• [TASK TO COMPLETE]
Output the material below in full, exactly as it is.

• [RECORDS FOR THE TASK]
---------------

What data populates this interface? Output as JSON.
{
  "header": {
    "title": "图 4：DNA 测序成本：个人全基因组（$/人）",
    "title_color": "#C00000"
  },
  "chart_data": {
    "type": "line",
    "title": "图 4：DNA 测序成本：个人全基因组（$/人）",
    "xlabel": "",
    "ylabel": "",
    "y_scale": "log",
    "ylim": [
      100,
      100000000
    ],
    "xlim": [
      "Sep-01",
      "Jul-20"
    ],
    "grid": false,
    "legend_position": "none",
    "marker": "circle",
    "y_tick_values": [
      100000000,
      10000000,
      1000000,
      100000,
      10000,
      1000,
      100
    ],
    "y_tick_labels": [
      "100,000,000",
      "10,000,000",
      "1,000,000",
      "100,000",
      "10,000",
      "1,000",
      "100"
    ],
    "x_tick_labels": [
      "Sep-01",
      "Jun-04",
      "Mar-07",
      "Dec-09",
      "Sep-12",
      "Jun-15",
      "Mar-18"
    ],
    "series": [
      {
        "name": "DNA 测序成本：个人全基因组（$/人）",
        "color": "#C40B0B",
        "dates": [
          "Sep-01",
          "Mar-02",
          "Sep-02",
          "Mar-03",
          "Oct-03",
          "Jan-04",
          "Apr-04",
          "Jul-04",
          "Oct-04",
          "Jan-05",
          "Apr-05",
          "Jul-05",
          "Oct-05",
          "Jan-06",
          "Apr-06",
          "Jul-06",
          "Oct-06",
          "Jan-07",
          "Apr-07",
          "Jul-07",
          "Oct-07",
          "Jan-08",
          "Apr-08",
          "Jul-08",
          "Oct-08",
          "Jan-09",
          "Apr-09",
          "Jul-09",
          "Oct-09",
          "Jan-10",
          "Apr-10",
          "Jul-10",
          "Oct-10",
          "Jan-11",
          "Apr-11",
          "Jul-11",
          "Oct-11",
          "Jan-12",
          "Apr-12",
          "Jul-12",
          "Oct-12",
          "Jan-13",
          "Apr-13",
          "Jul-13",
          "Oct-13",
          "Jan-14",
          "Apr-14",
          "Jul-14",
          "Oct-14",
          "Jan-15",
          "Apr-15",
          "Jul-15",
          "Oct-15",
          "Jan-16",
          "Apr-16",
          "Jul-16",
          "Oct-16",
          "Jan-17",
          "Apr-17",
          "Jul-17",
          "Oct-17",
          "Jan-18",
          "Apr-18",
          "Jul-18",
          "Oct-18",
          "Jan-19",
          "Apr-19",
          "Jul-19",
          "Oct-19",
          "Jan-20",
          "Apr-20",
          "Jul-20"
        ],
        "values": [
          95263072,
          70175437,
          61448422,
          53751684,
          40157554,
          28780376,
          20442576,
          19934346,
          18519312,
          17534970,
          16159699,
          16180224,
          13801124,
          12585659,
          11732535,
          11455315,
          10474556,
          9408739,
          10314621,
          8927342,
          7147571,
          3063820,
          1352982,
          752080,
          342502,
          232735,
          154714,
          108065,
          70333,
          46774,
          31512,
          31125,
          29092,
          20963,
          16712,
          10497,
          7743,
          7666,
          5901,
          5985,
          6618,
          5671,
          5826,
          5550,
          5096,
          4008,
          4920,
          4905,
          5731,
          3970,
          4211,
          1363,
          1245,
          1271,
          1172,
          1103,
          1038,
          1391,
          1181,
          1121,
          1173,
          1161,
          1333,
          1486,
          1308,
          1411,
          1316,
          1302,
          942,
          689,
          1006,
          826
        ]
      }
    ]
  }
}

---------------

• [CORRECT OUTPUT]
What data populates this interface? Output as JSON.
{
  "header": {
    "title": "图 4：DNA 测序成本：个人全基因组（$/人）",
    "title_color": "#C00000"
  },
  "chart_data": {
    "type": "line",
    "title": "图 4：DNA 测序成本：个人全基因组（$/人）",
    "xlabel": "",
    "ylabel": "",
    "y_scale": "log",
    "ylim": [
      100,
      100000000
    ],
    "xlim": [
      "Sep-01",
      "Jul-20"
    ],
    "grid": false,
    "legend_position": "none",
    "marker": "circle",
    "y_tick_values": [
      100000000,
      10000000,
      1000000,
      100000,
      10000,
      1000,
      100
    ],
    "y_tick_labels": [
      "100,000,000",
      "10,000,000",
      "1,000,000",
      "100,000",
      "10,000",
      "1,000",
      "100"
    ],
    "x_tick_labels": [
      "Sep-01",
      "Jun-04",
      "Mar-07",
      "Dec-09",
      "Sep-12",
      "Jun-15",
      "Mar-18"
    ],
    "series": [
      {
        "name": "DNA 测序成本：个人全基因组（$/人）",
        "color": "#C40B0B",
        "dates": [
          "Sep-01",
          "Mar-02",
          "Sep-02",
          "Mar-03",
          "Oct-03",
          "Jan-04",
          "Apr-04",
          "Jul-04",
          "Oct-04",
          "Jan-05",
          "Apr-05",
          "Jul-05",
          "Oct-05",
          "Jan-06",
          "Apr-06",
          "Jul-06",
          "Oct-06",
          "Jan-07",
          "Apr-07",
          "Jul-07",
          "Oct-07",
          "Jan-08",
          "Apr-08",
          "Jul-08",
          "Oct-08",
          "Jan-09",
          "Apr-09",
          "Jul-09",
          "Oct-09",
          "Jan-10",
          "Apr-10",
          "Jul-10",
          "Oct-10",
          "Jan-11",
          "Apr-11",
          "Jul-11",
          "Oct-11",
          "Jan-12",
          "Apr-12",
          "Jul-12",
          "Oct-12",
          "Jan-13",
          "Apr-13",
          "Jul-13",
          "Oct-13",
          "Jan-14",
          "Apr-14",
          "Jul-14",
          "Oct-14",
          "Jan-15",
          "Apr-15",
          "Jul-15",
          "Oct-15",
          "Jan-16",
          "Apr-16",
          "Jul-16",
          "Oct-16",
          "Jan-17",
          "Apr-17",
          "Jul-17",
          "Oct-17",
          "Jan-18",
          "Apr-18",
          "Jul-18",
          "Oct-18",
          "Jan-19",
          "Apr-19",
          "Jul-19",
          "Oct-19",
          "Jan-20",
          "Apr-20",
          "Jul-20"
        ],
        "values": [
          95263072,
          70175437,
          61448422,
          53751684,
          40157554,
          28780376,
          20442576,
          19934346,
          18519312,
          17534970,
          16159699,
          16180224,
          13801124,
          12585659,
          11732535,
          11455315,
          10474556,
          9408739,
          10314621,
          8927342,
          7147571,
          3063820,
          1352982,
          752080,
          342502,
          232735,
          154714,
          108065,
          70333,
          46774,
          31512,
          31125,
          29092,
          20963,
          16712,
          10497,
          7743,
          7666,
          5901,
          5985,
          6618,
          5671,
          5826,
          5550,
          5096,
          4008,
          4920,
          4905,
          5731,
          3970,
          4211,
          1363,
          1245,
          1271,
          1172,
          1103,
          1038,
          1391,
          1181,
          1121,
          1173,
          1161,
          1333,
          1486,
          1308,
          1411,
          1316,
          1302,
          942,
          689,
          1006,
          826
        ]
      }
    ]
  }
}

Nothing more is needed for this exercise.